#### [Text under study]
★ ★ ★
Leigh C. Riley is a partner and a vice chair of the Business Law Department with Foley & Lardner LLP. She focuses her practice on employee benefits and executive compensation. In the area of employee benefits, Ms. Riley concentrates on welfare plans, including COBRA and HIPAA privacy rules, and retirement plans, including nonqualified deferred compensation arrangements.
In the area of executive compensation, she counsels both private and public companies on establishing and administering all types of executive compensation programs, including stock options, restricted stock, phantom stock arrangements, and stock appreciation rights.
Ms. Riley is former chair of the firm’s Employee Benefits & Executive Compensation Practice. She is also a member of the firm’s Labor & Employment Practice and the Insurance & Reinsurance and Automotive Industry Teams. Ms. Riley joined the firm in 1997 after practicing with the Philadelphia firm of Morgan, Lewis & Bockius.
Education :
Ms. Riley is a 1995 magna cum laude graduate of the University of Pennsylvania Law School. She earned her bachelor’s degree from Texas Christian University in 1991.
Admissions : Ms. Riley is admitted to the Bar in Wisconsin.
Representative Matters :
- Foley represented Health Care Service Corporation in the sale of 100% of the stock of Preferred Financial Corporation and Colorado Bankers Life Insurance Company to Southland National Insurance Corporation.
★ ★ ★
#### [Data]
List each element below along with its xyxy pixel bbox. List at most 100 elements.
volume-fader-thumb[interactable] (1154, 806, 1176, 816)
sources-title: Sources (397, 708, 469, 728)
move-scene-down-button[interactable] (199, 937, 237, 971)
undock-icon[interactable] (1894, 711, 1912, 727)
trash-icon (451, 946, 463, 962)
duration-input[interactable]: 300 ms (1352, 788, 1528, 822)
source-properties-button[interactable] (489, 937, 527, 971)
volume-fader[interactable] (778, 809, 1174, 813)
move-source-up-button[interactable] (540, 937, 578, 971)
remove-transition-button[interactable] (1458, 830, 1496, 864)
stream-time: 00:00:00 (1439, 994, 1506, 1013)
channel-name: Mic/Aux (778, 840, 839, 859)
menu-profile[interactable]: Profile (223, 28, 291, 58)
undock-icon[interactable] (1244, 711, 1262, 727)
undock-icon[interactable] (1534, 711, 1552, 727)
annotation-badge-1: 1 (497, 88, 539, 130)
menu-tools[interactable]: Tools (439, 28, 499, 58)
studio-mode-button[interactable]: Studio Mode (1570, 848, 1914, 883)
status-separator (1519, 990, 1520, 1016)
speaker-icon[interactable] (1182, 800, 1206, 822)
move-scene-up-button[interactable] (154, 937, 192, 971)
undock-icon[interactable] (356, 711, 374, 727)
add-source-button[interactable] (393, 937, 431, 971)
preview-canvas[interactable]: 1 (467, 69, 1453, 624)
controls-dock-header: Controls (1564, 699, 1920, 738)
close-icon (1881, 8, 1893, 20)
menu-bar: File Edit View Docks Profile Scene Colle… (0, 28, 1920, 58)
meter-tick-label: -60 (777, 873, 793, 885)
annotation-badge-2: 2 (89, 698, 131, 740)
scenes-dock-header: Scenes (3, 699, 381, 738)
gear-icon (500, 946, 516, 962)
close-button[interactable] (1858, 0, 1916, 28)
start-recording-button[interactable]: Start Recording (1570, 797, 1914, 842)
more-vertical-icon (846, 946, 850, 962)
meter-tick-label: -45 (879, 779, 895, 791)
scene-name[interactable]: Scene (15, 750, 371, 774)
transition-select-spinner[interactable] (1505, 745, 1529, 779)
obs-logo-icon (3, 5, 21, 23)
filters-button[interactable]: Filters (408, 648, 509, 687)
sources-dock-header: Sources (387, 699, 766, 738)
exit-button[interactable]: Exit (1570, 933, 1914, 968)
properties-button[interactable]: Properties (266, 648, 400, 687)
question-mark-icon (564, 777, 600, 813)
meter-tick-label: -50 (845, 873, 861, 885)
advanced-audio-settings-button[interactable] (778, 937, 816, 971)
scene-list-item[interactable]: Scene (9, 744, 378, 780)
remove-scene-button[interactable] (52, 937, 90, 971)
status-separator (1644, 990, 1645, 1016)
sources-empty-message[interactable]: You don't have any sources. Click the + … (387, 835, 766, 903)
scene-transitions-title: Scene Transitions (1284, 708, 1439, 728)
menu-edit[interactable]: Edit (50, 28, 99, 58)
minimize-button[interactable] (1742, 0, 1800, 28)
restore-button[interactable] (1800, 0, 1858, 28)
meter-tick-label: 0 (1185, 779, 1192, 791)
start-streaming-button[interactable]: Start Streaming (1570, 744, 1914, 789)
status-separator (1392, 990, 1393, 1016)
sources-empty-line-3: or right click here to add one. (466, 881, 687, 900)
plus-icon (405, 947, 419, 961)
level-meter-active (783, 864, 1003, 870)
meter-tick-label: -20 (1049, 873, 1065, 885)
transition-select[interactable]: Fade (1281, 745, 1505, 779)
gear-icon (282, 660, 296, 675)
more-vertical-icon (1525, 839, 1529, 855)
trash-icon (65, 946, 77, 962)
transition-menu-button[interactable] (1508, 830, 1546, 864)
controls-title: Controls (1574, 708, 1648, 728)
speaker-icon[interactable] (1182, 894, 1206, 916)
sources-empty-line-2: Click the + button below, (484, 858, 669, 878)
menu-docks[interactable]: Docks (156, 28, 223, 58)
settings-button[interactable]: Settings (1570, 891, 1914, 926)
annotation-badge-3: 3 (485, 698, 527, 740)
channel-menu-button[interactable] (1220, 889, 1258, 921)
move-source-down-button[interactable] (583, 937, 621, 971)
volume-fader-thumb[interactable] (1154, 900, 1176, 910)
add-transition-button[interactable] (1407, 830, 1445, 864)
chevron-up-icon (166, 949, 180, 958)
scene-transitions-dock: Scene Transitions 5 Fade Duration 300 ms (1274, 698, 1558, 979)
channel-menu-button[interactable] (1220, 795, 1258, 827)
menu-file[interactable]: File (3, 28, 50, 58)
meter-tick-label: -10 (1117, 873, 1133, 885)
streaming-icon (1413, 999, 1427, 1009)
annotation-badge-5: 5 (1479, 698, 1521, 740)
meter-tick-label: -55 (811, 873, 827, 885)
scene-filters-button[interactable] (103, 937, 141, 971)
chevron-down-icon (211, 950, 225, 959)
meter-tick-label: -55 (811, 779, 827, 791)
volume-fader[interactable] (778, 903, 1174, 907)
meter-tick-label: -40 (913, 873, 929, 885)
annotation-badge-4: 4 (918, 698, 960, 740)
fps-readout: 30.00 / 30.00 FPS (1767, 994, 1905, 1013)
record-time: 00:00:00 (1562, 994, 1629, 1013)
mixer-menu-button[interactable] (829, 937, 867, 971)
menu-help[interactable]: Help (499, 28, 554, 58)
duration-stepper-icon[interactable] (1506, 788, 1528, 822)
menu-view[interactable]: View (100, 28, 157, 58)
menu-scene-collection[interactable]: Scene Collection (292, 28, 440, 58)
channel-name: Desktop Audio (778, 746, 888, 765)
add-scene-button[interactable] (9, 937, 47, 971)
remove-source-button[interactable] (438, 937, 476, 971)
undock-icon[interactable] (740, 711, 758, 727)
★ ★ ★
#### [Requirement A]
In the profile of Leigh C. Riley, list the kinds of executive compensation programs named as examples.
#### [Requirement B]
Rewrite the profile of Leigh C. Riley from "In the area of executive" down to "Bar in Wisconsin.", changing "Ms. Riley" to "Attorney Riley".
#### [Requirement C]
According to the profile of Leigh C. Riley, which firm did she practice with before joining Foley & Lardner in 1997?

#### [Task answer A]
stock options, restricted stock, phantom stock arrangements, stock appreciation rights

#### [Task answer B]
In the area of executive compensation, she counsels both private and public companies on establishing and administering all types of executive compensation programs, including stock options, restricted stock, phantom stock arrangements, and stock appreciation rights.
Attorney Riley is former chair of the firm’s Employee Benefits & Executive Compensation Practice. She is also a member of the firm’s Labor & Employment Practice and the Insurance & Reinsurance and Automotive Industry Teams. Attorney Riley joined the firm in 1997 after practicing with the Philadelphia firm of Morgan, Lewis & Bockius.
Education :
Attorney Riley is a 1995 magna cum laude graduate of the University of Pennsylvania Law School. She earned her bachelor’s degree from Texas Christian University in 1991.
Admissions : Attorney Riley is admitted to the Bar in Wisconsin.

#### [Task answer C]
Morgan, Lewis & Bockius, a Philadelphia firm